--- RECORDS FOR THIS EXERCISE ---

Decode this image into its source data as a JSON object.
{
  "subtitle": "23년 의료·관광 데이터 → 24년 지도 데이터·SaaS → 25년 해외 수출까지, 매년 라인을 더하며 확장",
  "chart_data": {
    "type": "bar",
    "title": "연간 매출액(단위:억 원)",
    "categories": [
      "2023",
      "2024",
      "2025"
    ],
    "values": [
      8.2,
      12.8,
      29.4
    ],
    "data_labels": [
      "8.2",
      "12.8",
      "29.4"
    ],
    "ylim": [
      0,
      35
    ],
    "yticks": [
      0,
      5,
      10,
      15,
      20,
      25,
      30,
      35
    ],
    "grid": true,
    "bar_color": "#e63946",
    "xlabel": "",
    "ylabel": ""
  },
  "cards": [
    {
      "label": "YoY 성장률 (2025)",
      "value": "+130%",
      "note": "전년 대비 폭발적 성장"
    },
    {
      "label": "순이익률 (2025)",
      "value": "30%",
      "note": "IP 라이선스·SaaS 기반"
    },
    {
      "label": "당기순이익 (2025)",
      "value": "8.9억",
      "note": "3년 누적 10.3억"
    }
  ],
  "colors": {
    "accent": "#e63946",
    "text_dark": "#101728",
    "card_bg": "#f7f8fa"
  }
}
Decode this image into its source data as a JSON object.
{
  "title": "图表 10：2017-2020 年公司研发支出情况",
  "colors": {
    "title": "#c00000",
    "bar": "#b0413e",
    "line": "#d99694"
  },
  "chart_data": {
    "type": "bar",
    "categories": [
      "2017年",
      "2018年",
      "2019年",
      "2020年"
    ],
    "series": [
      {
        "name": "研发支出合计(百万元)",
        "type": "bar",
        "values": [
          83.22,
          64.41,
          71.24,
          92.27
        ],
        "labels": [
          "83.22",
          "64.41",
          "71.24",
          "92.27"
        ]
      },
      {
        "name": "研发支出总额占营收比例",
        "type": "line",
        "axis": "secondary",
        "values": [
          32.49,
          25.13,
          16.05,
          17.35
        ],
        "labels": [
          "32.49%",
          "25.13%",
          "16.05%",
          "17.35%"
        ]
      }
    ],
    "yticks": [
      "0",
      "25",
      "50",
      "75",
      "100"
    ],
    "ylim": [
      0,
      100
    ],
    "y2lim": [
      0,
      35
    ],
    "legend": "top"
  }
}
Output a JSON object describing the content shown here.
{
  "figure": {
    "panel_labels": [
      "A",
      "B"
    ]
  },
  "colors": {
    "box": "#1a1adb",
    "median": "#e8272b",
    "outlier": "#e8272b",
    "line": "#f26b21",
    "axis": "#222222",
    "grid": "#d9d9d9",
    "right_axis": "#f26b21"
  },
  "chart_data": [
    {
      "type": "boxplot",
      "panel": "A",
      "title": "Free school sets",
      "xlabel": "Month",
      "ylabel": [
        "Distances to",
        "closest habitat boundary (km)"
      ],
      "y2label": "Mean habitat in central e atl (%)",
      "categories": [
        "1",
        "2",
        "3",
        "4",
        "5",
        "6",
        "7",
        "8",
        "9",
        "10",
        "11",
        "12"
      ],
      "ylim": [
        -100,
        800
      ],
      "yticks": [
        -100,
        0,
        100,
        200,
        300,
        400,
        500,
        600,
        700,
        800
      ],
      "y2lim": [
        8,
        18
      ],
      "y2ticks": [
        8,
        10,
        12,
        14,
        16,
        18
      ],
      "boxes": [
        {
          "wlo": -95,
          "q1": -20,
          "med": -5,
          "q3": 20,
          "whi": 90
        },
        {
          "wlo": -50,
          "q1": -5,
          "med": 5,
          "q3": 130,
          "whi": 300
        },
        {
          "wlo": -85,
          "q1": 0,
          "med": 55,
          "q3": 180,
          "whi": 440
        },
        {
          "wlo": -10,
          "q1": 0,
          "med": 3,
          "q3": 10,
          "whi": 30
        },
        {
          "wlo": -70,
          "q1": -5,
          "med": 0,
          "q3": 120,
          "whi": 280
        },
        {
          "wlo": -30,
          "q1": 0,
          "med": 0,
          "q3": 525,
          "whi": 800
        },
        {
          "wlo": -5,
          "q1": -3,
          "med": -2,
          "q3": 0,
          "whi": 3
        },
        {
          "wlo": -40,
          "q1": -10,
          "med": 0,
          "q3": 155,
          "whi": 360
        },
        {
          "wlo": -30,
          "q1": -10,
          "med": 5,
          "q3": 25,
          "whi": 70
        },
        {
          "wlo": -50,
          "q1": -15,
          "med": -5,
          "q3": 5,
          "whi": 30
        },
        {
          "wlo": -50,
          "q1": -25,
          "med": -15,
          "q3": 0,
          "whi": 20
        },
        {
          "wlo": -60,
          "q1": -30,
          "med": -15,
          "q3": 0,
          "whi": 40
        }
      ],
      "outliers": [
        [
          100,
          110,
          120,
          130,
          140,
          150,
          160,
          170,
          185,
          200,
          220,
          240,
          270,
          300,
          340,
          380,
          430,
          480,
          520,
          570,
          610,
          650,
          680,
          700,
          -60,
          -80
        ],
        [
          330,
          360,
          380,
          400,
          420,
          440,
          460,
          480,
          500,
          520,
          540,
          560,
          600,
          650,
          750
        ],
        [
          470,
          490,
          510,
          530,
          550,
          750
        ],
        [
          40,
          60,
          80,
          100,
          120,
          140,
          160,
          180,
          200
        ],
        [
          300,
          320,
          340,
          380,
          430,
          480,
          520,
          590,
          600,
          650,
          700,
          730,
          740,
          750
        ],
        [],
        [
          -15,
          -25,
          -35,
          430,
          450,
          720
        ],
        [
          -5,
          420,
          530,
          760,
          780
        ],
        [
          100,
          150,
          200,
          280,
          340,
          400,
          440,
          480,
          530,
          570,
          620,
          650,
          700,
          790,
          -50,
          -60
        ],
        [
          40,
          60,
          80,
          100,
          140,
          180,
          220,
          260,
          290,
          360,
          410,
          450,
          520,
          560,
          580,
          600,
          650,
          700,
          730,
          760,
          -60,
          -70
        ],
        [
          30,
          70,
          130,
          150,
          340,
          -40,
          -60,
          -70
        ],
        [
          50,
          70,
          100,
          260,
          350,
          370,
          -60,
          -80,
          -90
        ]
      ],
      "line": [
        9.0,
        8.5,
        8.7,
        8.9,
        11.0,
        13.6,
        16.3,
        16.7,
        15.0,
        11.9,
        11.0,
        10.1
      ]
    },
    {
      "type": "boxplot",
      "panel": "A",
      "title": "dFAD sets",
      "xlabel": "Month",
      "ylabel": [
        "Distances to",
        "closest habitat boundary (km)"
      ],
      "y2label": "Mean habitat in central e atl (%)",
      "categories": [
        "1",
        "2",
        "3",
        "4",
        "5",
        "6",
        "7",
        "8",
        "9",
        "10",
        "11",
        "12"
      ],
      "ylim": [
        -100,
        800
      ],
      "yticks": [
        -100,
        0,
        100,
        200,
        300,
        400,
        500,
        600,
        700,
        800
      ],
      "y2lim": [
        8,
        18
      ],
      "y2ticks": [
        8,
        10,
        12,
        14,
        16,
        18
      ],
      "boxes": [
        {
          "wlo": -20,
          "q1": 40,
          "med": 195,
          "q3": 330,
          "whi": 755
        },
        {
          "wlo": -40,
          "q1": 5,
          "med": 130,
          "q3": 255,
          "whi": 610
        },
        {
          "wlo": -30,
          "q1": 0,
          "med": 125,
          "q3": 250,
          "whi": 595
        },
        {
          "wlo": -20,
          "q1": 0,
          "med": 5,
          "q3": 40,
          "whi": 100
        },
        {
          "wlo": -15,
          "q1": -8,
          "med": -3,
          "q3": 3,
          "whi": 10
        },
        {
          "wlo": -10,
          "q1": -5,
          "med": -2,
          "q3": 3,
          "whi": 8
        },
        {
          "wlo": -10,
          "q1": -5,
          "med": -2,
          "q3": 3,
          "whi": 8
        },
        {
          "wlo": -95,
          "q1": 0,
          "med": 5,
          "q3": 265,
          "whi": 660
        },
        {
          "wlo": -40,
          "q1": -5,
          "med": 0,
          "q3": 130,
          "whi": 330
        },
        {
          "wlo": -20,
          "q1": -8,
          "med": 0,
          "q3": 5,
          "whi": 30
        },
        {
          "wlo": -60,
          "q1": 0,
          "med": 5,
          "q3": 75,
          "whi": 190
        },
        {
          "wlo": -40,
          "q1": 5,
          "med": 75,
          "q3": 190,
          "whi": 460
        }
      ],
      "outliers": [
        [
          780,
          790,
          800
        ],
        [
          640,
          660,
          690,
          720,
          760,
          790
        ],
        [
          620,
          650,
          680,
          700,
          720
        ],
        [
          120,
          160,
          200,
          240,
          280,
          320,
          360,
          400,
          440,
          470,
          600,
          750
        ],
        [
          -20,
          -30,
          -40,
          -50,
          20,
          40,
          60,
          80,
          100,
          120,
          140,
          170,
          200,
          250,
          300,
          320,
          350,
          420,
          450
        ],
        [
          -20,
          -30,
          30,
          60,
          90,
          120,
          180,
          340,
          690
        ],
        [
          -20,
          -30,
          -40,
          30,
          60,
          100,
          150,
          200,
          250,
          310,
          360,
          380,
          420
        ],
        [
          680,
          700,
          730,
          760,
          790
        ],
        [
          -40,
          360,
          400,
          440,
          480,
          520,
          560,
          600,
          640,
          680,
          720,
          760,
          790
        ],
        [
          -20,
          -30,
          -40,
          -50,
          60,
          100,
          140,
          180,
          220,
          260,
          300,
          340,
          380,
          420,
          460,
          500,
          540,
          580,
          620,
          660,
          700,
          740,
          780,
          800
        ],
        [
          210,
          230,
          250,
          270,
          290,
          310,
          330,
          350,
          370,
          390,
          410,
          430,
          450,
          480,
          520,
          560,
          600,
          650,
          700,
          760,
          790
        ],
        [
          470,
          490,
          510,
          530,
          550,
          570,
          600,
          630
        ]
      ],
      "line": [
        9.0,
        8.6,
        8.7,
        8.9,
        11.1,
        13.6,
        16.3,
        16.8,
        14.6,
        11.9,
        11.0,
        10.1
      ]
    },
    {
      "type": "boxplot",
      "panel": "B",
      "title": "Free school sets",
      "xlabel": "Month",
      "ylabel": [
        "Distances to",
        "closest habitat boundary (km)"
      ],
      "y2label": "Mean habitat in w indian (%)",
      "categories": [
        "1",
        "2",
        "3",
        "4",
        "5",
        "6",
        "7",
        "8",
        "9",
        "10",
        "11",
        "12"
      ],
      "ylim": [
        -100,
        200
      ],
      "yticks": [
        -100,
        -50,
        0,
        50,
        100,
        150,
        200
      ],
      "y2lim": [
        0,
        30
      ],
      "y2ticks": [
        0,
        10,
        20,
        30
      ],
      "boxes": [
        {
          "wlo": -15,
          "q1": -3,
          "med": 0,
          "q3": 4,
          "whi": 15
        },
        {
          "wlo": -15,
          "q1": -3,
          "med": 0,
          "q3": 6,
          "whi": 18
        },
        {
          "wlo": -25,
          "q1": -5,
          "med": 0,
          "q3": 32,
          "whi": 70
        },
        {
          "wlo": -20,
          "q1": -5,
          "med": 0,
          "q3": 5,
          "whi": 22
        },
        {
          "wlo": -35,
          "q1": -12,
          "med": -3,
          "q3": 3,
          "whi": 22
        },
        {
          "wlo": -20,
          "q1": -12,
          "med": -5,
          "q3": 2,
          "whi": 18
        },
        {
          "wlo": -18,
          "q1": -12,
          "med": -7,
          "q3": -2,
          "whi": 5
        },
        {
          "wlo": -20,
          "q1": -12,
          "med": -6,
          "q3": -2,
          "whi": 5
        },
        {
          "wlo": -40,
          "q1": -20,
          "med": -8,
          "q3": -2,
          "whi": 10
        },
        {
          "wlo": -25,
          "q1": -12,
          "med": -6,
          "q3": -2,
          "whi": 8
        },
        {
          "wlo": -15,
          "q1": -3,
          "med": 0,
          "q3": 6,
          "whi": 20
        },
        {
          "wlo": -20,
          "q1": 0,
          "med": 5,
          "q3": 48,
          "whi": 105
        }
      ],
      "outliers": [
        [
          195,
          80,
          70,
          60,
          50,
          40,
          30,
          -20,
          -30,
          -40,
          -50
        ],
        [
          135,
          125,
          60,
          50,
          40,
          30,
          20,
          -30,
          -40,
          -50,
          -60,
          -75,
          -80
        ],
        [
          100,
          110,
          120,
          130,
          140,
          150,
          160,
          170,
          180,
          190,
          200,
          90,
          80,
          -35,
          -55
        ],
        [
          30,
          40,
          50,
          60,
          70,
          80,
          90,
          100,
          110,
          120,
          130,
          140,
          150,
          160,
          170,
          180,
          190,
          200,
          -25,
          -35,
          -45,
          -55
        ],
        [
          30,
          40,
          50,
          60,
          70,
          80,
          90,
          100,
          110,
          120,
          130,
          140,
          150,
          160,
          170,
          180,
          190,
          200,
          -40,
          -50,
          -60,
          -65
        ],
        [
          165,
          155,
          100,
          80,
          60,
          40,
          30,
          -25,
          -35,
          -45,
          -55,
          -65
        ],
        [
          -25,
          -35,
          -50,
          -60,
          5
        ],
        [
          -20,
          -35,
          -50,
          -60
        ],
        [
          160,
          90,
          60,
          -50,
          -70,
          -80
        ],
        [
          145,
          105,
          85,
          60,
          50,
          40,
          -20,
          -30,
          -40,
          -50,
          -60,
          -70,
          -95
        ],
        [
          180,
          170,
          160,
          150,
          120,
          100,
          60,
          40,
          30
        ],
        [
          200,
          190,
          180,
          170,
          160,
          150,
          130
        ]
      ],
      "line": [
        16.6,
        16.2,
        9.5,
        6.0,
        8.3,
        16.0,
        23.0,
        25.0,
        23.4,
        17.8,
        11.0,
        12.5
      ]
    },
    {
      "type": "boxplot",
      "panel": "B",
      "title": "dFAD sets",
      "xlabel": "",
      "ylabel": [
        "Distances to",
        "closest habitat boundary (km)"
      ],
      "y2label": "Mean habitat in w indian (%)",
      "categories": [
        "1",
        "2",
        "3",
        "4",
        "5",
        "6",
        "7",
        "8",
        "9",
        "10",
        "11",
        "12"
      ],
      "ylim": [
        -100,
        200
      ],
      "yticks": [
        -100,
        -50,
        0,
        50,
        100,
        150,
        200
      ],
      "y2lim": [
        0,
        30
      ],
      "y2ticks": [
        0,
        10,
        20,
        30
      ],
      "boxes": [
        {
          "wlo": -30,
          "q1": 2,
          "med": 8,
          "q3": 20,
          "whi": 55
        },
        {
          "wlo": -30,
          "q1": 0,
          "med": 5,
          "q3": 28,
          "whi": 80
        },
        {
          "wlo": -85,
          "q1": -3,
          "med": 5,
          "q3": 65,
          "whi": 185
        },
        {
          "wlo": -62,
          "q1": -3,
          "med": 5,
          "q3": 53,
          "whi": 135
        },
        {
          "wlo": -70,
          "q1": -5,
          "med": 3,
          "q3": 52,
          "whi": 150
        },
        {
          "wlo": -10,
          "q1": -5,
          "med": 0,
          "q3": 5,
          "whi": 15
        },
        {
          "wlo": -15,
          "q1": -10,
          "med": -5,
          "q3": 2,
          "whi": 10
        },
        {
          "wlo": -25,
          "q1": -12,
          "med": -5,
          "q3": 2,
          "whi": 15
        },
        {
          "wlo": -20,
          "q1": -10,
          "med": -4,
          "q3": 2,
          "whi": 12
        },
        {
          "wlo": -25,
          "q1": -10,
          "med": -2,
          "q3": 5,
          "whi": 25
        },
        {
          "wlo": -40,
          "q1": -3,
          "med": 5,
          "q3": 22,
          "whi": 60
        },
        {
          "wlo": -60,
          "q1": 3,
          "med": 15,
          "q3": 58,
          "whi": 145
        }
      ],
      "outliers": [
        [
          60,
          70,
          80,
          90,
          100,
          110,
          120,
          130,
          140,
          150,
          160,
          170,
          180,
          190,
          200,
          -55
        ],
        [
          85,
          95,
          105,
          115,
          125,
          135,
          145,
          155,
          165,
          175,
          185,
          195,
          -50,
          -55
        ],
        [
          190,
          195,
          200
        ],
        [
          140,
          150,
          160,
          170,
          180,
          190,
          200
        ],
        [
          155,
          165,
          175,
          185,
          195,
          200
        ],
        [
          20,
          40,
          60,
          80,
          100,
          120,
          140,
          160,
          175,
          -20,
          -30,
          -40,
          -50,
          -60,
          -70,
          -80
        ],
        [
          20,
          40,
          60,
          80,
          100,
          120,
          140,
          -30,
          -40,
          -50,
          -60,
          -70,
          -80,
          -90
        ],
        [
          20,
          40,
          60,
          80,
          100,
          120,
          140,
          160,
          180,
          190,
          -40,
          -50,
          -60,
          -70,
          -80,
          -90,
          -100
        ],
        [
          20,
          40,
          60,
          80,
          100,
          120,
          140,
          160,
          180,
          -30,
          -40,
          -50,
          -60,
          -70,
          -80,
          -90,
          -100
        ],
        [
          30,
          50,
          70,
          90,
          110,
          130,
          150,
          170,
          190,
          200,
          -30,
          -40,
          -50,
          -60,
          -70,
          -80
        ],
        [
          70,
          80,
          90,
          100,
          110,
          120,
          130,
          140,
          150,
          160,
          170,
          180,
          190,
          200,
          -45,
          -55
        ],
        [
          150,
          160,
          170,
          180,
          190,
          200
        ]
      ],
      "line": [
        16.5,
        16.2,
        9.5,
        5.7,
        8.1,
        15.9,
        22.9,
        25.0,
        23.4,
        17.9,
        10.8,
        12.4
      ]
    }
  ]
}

--- SET PROBLEM ---
Locate all lines holding the word "note", then copy them out.

--- RESULT OF THIS EXERCISE ---
      "note": "전년 대비 폭발적 성장"
      "note": "IP 라이선스·SaaS 기반"
      "note": "3년 누적 10.3억"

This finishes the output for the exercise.